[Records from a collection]

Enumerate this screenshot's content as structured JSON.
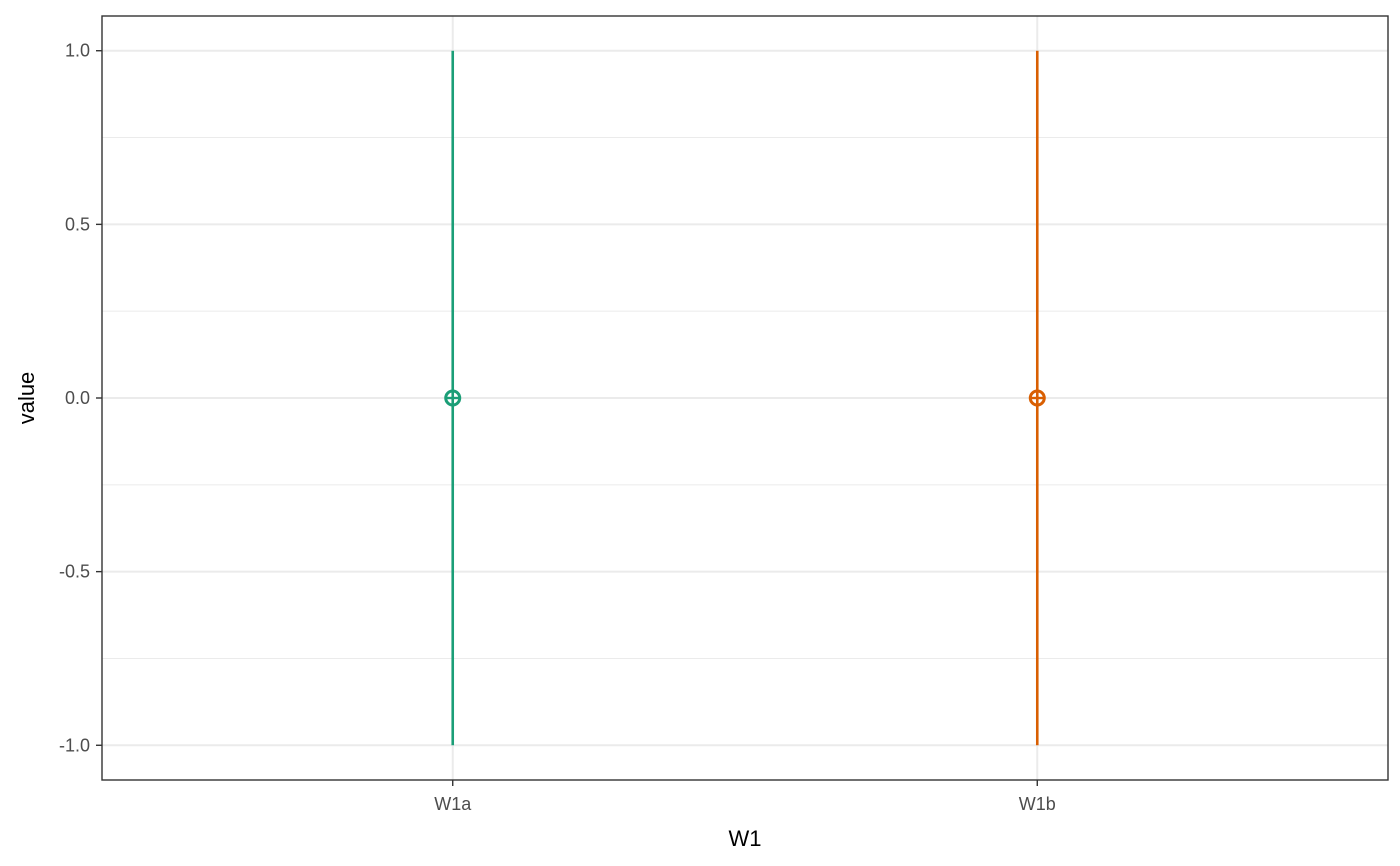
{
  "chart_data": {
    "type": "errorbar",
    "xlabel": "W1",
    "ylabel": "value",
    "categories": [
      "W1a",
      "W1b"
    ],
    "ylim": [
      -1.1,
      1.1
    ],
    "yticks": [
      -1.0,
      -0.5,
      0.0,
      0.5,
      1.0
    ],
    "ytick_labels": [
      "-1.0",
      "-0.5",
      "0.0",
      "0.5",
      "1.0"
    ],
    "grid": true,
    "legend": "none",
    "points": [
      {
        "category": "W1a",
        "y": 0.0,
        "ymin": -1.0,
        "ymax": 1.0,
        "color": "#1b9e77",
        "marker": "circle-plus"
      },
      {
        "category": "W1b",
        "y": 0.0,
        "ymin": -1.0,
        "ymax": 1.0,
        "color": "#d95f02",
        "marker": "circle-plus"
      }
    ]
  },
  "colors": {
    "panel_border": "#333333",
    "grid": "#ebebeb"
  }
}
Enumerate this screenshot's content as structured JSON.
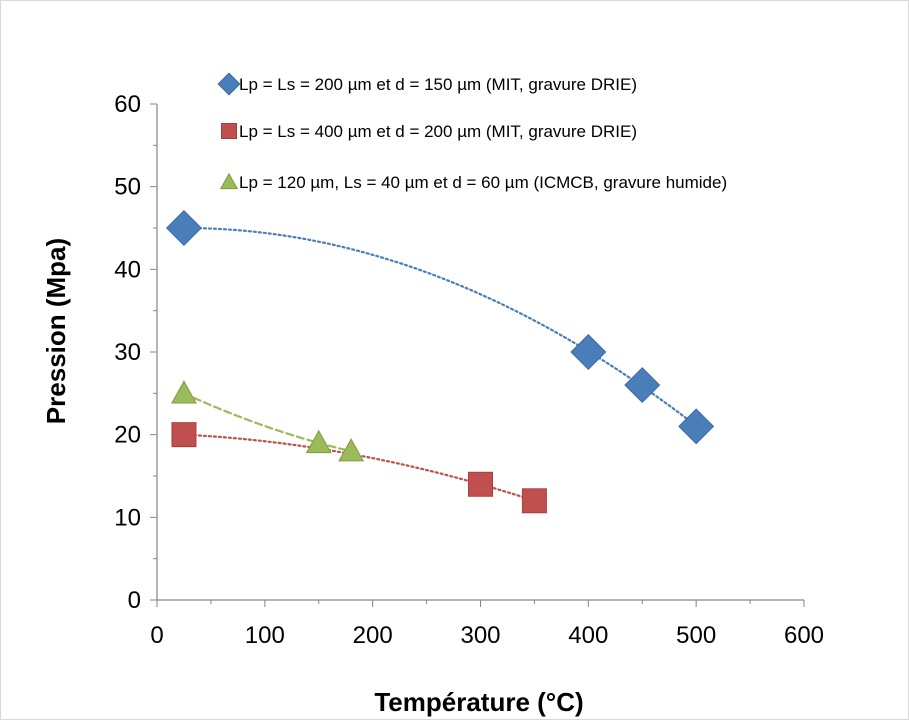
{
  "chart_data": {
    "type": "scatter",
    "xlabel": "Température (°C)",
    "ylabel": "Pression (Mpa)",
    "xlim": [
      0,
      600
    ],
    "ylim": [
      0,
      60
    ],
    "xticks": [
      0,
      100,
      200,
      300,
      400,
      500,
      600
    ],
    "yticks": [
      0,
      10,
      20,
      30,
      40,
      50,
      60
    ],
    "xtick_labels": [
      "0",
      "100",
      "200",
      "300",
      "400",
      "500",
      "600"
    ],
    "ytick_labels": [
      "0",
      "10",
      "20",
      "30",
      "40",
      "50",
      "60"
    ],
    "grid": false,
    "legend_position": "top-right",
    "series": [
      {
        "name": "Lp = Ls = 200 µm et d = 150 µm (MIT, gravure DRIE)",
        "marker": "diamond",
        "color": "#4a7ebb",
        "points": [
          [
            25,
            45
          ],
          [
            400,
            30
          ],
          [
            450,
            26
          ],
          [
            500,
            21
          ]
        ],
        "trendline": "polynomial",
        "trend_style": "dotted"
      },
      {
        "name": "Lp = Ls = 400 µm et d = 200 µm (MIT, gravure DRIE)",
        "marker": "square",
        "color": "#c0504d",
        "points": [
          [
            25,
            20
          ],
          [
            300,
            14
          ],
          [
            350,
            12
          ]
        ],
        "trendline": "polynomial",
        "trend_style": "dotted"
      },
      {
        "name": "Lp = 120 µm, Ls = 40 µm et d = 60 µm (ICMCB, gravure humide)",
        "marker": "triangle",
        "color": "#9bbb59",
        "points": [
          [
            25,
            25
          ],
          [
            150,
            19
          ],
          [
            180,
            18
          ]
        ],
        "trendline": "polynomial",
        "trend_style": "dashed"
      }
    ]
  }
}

* _SET PROBLEM_
Every entry must be written out exactly, with all pictures left out.

* _RESPONSE BELOW_
Enumerate this screenshot's content as structured JSON.
{
  "chart_data": {
    "type": "errorbar",
    "xlabel": "W1",
    "ylabel": "value",
    "categories": [
      "W1a",
      "W1b"
    ],
    "ylim": [
      -1.1,
      1.1
    ],
    "yticks": [
      -1.0,
      -0.5,
      0.0,
      0.5,
      1.0
    ],
    "ytick_labels": [
      "-1.0",
      "-0.5",
      "0.0",
      "0.5",
      "1.0"
    ],
    "grid": true,
    "legend": "none",
    "points": [
      {
        "category": "W1a",
        "y": 0.0,
        "ymin": -1.0,
        "ymax": 1.0,
        "color": "#1b9e77",
        "marker": "circle-plus"
      },
      {
        "category": "W1b",
        "y": 0.0,
        "ymin": -1.0,
        "ymax": 1.0,
        "color": "#d95f02",
        "marker": "circle-plus"
      }
    ]
  },
  "colors": {
    "panel_border": "#333333",
    "grid": "#ebebeb"
  }
}
Enumerate this screenshot's content as structured JSON.
{
  "chart_data": {
    "type": "scatter",
    "xlabel": "Température (°C)",
    "ylabel": "Pression (Mpa)",
    "xlim": [
      0,
      600
    ],
    "ylim": [
      0,
      60
    ],
    "xticks": [
      0,
      100,
      200,
      300,
      400,
      500,
      600
    ],
    "yticks": [
      0,
      10,
      20,
      30,
      40,
      50,
      60
    ],
    "xtick_labels": [
      "0",
      "100",
      "200",
      "300",
      "400",
      "500",
      "600"
    ],
    "ytick_labels": [
      "0",
      "10",
      "20",
      "30",
      "40",
      "50",
      "60"
    ],
    "grid": false,
    "legend_position": "top-right",
    "series": [
      {
        "name": "Lp = Ls = 200 µm et d = 150 µm (MIT, gravure DRIE)",
        "marker": "diamond",
        "color": "#4a7ebb",
        "points": [
          [
            25,
            45
          ],
          [
            400,
            30
          ],
          [
            450,
            26
          ],
          [
            500,
            21
          ]
        ],
        "trendline": "polynomial",
        "trend_style": "dotted"
      },
      {
        "name": "Lp = Ls = 400 µm et d = 200 µm (MIT, gravure DRIE)",
        "marker": "square",
        "color": "#c0504d",
        "points": [
          [
            25,
            20
          ],
          [
            300,
            14
          ],
          [
            350,
            12
          ]
        ],
        "trendline": "polynomial",
        "trend_style": "dotted"
      },
      {
        "name": "Lp = 120 µm, Ls = 40 µm et d = 60 µm (ICMCB, gravure humide)",
        "marker": "triangle",
        "color": "#9bbb59",
        "points": [
          [
            25,
            25
          ],
          [
            150,
            19
          ],
          [
            180,
            18
          ]
        ],
        "trendline": "polynomial",
        "trend_style": "dashed"
      }
    ]
  }
}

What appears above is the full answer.